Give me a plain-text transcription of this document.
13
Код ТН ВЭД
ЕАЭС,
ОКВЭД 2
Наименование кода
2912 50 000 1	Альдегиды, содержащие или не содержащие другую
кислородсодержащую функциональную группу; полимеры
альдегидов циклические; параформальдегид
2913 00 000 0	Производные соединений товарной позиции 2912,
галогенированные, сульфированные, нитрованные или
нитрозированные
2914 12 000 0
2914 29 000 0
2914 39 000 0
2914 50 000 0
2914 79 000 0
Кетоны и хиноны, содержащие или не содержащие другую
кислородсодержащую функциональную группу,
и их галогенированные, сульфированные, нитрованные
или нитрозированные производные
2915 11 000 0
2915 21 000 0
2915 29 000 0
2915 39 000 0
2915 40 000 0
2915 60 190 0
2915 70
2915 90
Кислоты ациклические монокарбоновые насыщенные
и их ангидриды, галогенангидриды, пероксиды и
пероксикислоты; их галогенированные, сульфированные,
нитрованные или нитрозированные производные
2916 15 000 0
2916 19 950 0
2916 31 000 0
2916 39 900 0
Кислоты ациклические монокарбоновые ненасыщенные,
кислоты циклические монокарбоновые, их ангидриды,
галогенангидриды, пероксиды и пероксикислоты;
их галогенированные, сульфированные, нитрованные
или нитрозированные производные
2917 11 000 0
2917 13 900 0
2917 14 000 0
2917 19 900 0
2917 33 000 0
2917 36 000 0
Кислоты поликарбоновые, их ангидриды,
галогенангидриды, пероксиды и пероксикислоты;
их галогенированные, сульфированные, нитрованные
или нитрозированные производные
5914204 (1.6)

** SET PROBLEM **
Print out the whole listing exactly as it appears.

** RESPONSE FOR THIS EXERCISE **
Give me a plain-text transcription of this document.
13
Код ТН ВЭД
ЕАЭС,
ОКВЭД 2
Наименование кода
2912 50 000 1	Альдегиды, содержащие или не содержащие другую
кислородсодержащую функциональную группу; полимеры
альдегидов циклические; параформальдегид
2913 00 000 0	Производные соединений товарной позиции 2912,
галогенированные, сульфированные, нитрованные или
нитрозированные
2914 12 000 0
2914 29 000 0
2914 39 000 0
2914 50 000 0
2914 79 000 0
Кетоны и хиноны, содержащие или не содержащие другую
кислородсодержащую функциональную группу,
и их галогенированные, сульфированные, нитрованные
или нитрозированные производные
2915 11 000 0
2915 21 000 0
2915 29 000 0
2915 39 000 0
2915 40 000 0
2915 60 190 0
2915 70
2915 90
Кислоты ациклические монокарбоновые насыщенные
и их ангидриды, галогенангидриды, пероксиды и
пероксикислоты; их галогенированные, сульфированные,
нитрованные или нитрозированные производные
2916 15 000 0
2916 19 950 0
2916 31 000 0
2916 39 900 0
Кислоты ациклические монокарбоновые ненасыщенные,
кислоты циклические монокарбоновые, их ангидриды,
галогенангидриды, пероксиды и пероксикислоты;
их галогенированные, сульфированные, нитрованные
или нитрозированные производные
2917 11 000 0
2917 13 900 0
2917 14 000 0
2917 19 900 0
2917 33 000 0
2917 36 000 0
Кислоты поликарбоновые, их ангидриды,
галогенангидриды, пероксиды и пероксикислоты;
их галогенированные, сульфированные, нитрованные
или нитрозированные производные
5914204 (1.6)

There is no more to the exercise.